**Work to do:**
Extract from the listing each line in which the word "object" appears.

**Exercise inputs:**

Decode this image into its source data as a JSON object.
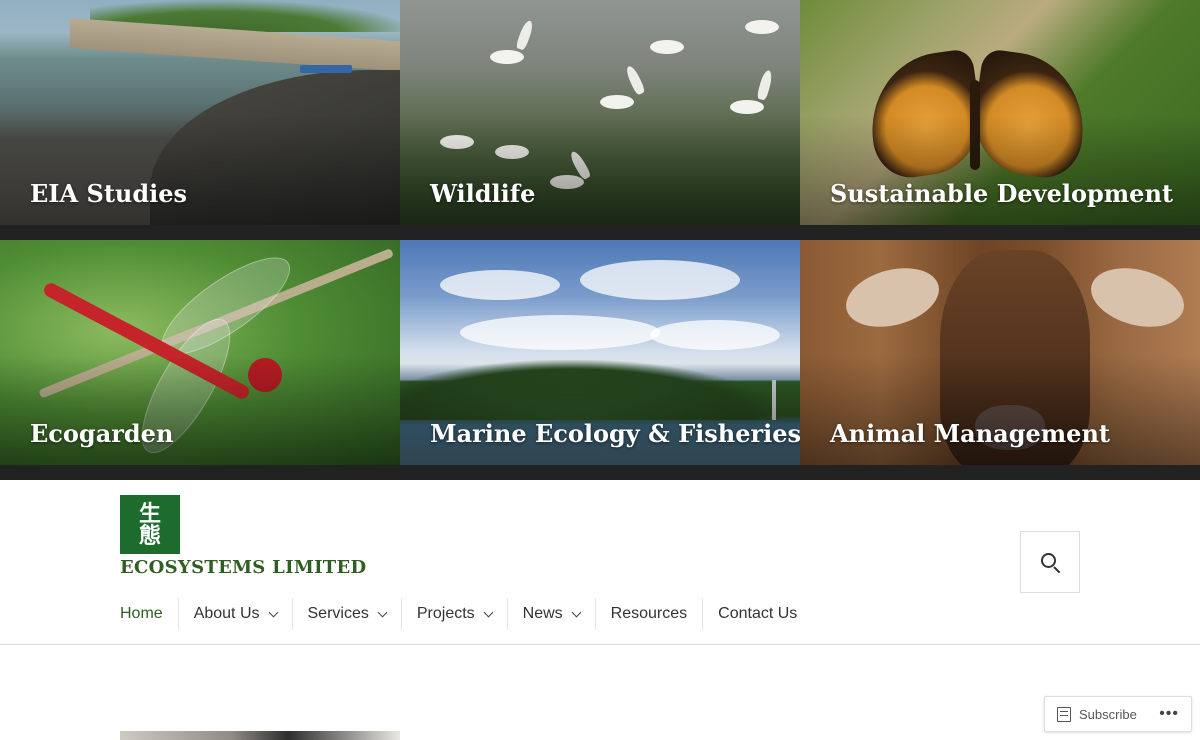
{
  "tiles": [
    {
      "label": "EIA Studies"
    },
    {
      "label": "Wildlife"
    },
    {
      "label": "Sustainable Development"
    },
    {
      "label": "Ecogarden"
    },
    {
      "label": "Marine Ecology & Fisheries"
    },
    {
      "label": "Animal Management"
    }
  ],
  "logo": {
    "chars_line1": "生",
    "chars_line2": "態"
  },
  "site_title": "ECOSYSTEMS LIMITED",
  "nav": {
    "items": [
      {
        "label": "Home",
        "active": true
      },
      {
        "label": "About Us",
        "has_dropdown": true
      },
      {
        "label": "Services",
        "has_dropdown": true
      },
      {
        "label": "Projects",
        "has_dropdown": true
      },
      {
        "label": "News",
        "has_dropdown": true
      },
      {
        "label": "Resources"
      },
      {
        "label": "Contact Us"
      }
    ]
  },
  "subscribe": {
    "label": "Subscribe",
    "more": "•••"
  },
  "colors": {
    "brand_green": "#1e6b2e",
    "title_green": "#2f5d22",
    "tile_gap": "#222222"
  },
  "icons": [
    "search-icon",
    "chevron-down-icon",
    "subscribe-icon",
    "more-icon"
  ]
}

==

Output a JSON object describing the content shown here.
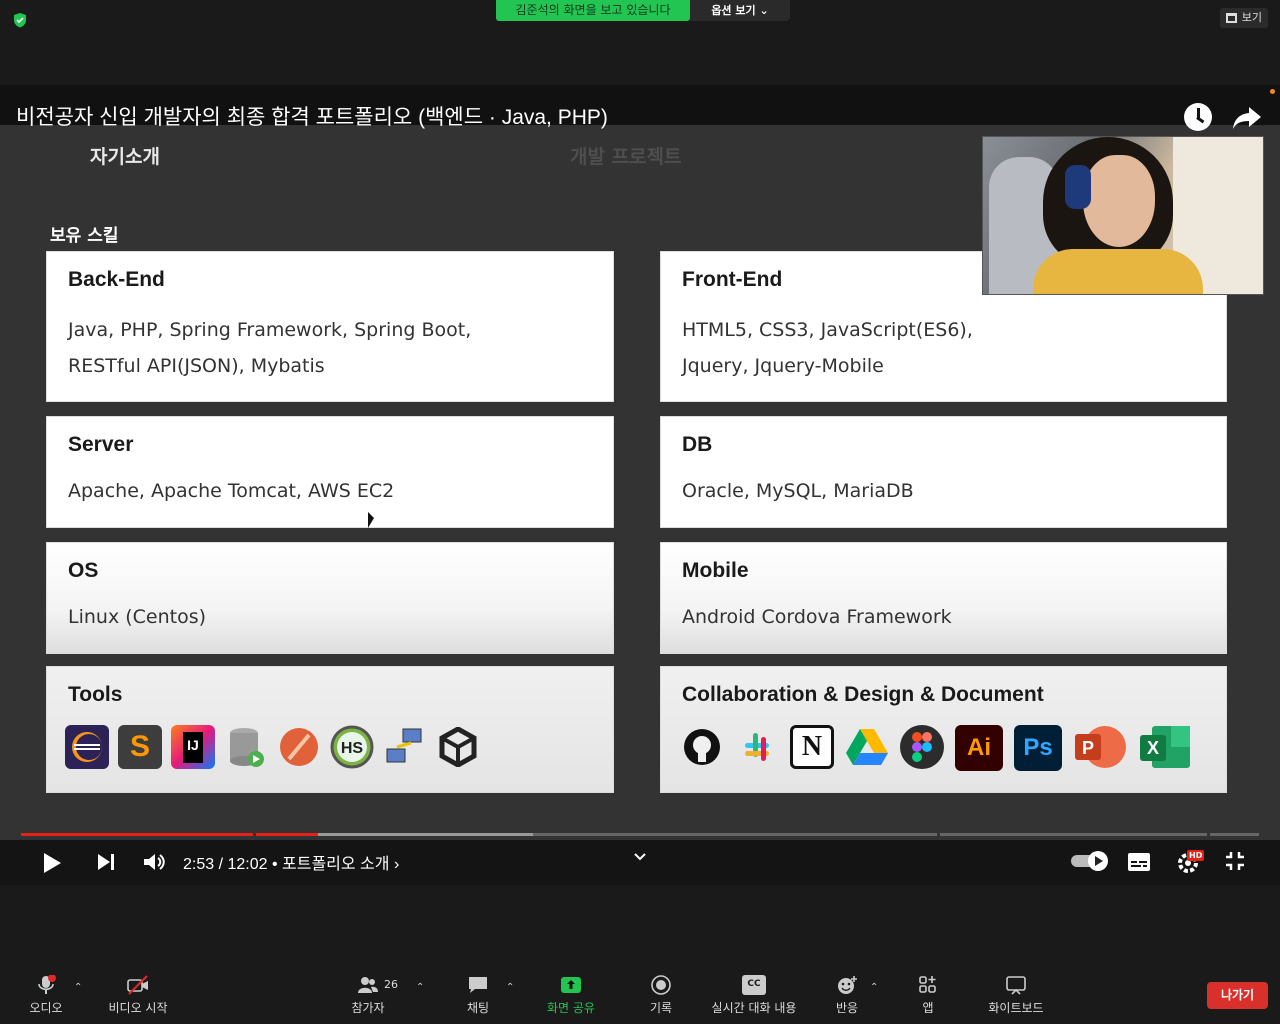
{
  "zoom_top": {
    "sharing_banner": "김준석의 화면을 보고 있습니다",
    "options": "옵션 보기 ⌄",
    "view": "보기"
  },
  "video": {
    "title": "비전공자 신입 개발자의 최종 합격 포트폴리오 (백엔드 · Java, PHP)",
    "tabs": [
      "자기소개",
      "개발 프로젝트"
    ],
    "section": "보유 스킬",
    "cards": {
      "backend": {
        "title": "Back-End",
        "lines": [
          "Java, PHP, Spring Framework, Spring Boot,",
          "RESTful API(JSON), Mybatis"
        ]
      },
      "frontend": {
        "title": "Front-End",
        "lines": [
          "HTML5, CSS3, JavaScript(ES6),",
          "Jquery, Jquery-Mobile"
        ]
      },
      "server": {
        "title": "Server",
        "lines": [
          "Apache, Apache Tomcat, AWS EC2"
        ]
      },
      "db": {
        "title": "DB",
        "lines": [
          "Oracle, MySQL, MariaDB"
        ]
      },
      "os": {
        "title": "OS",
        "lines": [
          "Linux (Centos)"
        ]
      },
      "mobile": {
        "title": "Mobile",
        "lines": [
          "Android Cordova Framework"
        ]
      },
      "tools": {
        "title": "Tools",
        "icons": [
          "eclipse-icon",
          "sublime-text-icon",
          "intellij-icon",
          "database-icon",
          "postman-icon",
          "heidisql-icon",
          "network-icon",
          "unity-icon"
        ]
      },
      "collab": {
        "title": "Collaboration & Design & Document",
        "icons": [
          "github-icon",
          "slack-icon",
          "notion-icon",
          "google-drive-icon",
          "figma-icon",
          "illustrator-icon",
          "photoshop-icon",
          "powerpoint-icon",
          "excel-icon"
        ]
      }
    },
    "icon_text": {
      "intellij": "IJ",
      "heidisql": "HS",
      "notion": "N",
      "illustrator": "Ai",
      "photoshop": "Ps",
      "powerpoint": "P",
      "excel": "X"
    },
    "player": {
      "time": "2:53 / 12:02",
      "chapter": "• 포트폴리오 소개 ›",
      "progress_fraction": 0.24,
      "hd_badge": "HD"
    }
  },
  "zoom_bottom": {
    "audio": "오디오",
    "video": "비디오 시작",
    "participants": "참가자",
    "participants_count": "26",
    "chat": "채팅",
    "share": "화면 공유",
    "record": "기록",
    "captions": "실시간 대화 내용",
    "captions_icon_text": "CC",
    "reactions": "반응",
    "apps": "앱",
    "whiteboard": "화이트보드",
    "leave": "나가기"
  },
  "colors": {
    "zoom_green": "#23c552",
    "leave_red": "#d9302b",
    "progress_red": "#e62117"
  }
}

**Task answer:**
Decode this image into its source data as a JSON object.
Output a JSON object describing the content shown here.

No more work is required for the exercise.